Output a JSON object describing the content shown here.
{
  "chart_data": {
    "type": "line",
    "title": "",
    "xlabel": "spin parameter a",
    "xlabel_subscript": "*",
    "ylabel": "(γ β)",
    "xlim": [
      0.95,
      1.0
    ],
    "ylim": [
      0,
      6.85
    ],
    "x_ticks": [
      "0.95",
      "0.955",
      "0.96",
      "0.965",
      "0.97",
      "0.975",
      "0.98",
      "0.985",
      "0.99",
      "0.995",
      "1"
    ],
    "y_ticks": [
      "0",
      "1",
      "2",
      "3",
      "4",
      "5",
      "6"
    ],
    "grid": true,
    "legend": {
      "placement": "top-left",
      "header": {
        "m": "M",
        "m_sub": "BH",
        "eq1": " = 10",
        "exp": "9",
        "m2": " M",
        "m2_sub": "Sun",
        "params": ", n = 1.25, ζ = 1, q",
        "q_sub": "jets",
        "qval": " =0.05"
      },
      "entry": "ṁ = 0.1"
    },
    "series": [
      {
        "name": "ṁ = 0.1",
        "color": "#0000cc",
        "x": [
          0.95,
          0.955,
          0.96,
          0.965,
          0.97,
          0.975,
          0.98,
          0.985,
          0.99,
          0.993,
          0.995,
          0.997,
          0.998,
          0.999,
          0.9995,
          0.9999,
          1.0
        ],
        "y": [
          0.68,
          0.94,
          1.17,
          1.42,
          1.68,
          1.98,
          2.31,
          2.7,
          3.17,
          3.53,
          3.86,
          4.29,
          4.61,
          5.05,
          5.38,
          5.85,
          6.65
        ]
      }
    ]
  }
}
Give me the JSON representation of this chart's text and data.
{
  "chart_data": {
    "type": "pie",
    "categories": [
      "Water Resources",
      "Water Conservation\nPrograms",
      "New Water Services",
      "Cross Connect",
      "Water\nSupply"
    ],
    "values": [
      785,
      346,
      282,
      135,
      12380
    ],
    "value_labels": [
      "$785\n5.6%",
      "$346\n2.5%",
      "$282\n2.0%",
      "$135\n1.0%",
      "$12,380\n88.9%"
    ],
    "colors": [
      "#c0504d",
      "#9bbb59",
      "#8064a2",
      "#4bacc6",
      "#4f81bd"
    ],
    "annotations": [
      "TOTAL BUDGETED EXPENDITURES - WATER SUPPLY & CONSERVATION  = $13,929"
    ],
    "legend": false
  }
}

_ _ _ _ _

*DIRECTIVE*
Extract the full set of entries word for word.

*FINAL RESULT*
Output a JSON object describing the content shown here.
{
  "chart_data": {
    "type": "line",
    "title": "",
    "xlabel": "spin parameter a",
    "xlabel_subscript": "*",
    "ylabel": "(γ β)",
    "xlim": [
      0.95,
      1.0
    ],
    "ylim": [
      0,
      6.85
    ],
    "x_ticks": [
      "0.95",
      "0.955",
      "0.96",
      "0.965",
      "0.97",
      "0.975",
      "0.98",
      "0.985",
      "0.99",
      "0.995",
      "1"
    ],
    "y_ticks": [
      "0",
      "1",
      "2",
      "3",
      "4",
      "5",
      "6"
    ],
    "grid": true,
    "legend": {
      "placement": "top-left",
      "header": {
        "m": "M",
        "m_sub": "BH",
        "eq1": " = 10",
        "exp": "9",
        "m2": " M",
        "m2_sub": "Sun",
        "params": ", n = 1.25, ζ = 1, q",
        "q_sub": "jets",
        "qval": " =0.05"
      },
      "entry": "ṁ = 0.1"
    },
    "series": [
      {
        "name": "ṁ = 0.1",
        "color": "#0000cc",
        "x": [
          0.95,
          0.955,
          0.96,
          0.965,
          0.97,
          0.975,
          0.98,
          0.985,
          0.99,
          0.993,
          0.995,
          0.997,
          0.998,
          0.999,
          0.9995,
          0.9999,
          1.0
        ],
        "y": [
          0.68,
          0.94,
          1.17,
          1.42,
          1.68,
          1.98,
          2.31,
          2.7,
          3.17,
          3.53,
          3.86,
          4.29,
          4.61,
          5.05,
          5.38,
          5.85,
          6.65
        ]
      }
    ]
  }
}
Give me the JSON representation of this chart's text and data.
{
  "chart_data": {
    "type": "pie",
    "categories": [
      "Water Resources",
      "Water Conservation\nPrograms",
      "New Water Services",
      "Cross Connect",
      "Water\nSupply"
    ],
    "values": [
      785,
      346,
      282,
      135,
      12380
    ],
    "value_labels": [
      "$785\n5.6%",
      "$346\n2.5%",
      "$282\n2.0%",
      "$135\n1.0%",
      "$12,380\n88.9%"
    ],
    "colors": [
      "#c0504d",
      "#9bbb59",
      "#8064a2",
      "#4bacc6",
      "#4f81bd"
    ],
    "annotations": [
      "TOTAL BUDGETED EXPENDITURES - WATER SUPPLY & CONSERVATION  = $13,929"
    ],
    "legend": false
  }
}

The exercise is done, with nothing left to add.